**WHAT TO PRODUCE**:
Copy out all lines with the word "Average" in them.
___ AVAILABLE RECORDS
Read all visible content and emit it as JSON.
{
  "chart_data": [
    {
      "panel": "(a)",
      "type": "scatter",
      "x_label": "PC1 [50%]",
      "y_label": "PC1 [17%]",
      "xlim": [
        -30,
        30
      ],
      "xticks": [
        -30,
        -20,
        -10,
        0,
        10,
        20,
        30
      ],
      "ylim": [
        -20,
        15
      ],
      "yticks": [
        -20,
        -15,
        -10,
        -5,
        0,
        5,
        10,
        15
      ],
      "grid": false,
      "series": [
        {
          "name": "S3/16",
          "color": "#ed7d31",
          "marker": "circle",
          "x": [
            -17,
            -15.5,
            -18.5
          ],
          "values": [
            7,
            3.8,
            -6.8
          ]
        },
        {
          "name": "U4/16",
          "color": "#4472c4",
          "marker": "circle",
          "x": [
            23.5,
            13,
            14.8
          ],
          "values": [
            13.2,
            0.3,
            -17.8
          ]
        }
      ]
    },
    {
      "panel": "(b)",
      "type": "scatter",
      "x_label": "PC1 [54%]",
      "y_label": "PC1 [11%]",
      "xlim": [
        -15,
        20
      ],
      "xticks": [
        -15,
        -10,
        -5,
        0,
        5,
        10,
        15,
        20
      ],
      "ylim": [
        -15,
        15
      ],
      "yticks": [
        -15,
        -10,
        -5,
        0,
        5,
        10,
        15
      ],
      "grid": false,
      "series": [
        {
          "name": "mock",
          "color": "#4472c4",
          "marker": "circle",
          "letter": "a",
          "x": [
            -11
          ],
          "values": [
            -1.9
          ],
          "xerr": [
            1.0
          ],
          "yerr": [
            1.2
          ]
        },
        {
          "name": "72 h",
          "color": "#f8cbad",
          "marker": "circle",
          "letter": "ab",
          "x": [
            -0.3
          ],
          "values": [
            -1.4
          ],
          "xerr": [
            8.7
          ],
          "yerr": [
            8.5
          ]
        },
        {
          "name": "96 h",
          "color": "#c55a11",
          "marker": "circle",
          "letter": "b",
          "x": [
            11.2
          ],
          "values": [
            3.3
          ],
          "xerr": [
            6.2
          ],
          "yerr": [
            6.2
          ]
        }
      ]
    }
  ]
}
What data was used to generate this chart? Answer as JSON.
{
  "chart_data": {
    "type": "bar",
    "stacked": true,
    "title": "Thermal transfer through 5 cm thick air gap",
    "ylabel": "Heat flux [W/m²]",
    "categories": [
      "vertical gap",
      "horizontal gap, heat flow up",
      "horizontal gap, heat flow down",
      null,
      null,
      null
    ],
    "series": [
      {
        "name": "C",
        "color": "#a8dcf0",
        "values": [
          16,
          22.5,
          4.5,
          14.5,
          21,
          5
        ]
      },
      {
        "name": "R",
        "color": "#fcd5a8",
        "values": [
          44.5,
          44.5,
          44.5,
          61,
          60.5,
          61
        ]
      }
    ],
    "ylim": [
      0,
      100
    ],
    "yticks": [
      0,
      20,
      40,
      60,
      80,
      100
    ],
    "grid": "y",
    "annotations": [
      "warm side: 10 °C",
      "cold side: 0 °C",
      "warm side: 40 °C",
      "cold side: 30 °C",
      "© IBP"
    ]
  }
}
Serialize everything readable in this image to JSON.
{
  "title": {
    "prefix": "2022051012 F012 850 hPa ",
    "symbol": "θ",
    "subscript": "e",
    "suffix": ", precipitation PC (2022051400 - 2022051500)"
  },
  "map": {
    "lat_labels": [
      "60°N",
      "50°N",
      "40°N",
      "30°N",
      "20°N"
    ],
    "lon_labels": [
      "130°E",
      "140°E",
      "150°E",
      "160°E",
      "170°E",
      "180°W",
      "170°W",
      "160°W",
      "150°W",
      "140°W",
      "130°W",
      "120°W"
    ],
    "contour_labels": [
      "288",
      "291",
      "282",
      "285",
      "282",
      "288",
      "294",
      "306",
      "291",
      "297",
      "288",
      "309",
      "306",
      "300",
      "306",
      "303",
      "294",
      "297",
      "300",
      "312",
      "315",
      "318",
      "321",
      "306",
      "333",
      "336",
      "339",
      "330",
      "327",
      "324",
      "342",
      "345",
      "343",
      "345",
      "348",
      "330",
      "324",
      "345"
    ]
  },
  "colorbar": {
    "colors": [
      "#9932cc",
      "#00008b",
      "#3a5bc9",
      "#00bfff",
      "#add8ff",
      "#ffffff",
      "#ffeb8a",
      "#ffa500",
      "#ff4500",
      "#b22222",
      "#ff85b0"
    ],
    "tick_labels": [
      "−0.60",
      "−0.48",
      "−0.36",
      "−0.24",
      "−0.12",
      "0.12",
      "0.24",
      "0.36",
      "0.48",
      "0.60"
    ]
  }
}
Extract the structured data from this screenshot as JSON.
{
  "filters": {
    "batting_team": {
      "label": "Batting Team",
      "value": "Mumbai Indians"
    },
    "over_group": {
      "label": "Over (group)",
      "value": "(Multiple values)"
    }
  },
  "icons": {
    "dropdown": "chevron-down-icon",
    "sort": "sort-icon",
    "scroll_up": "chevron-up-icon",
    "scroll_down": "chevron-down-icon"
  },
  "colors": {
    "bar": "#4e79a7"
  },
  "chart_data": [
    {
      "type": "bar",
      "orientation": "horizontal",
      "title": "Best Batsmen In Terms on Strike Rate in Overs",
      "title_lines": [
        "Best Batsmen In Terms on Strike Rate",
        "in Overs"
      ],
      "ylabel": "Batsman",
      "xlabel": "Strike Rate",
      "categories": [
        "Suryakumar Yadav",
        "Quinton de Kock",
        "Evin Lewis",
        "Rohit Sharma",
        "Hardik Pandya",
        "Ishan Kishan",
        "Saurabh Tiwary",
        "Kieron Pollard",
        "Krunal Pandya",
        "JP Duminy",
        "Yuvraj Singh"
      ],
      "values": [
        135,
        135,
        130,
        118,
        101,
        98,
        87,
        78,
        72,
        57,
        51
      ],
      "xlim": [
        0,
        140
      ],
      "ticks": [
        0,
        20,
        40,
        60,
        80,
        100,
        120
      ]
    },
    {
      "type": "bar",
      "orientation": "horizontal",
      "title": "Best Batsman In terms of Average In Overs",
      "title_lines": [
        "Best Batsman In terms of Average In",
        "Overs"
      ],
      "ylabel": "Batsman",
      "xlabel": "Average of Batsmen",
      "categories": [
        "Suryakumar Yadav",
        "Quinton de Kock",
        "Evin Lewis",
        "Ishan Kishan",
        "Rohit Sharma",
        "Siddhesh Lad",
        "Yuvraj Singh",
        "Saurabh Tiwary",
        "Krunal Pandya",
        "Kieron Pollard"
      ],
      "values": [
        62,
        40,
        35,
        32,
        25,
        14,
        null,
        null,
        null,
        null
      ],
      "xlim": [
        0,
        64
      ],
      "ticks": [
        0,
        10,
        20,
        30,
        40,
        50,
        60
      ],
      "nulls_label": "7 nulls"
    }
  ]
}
______
**ANSWER FOR THE TASK**:
      "title": "Best Batsman In terms of Average In Overs",
        "Best Batsman In terms of Average In",
      "xlabel": "Average of Batsmen",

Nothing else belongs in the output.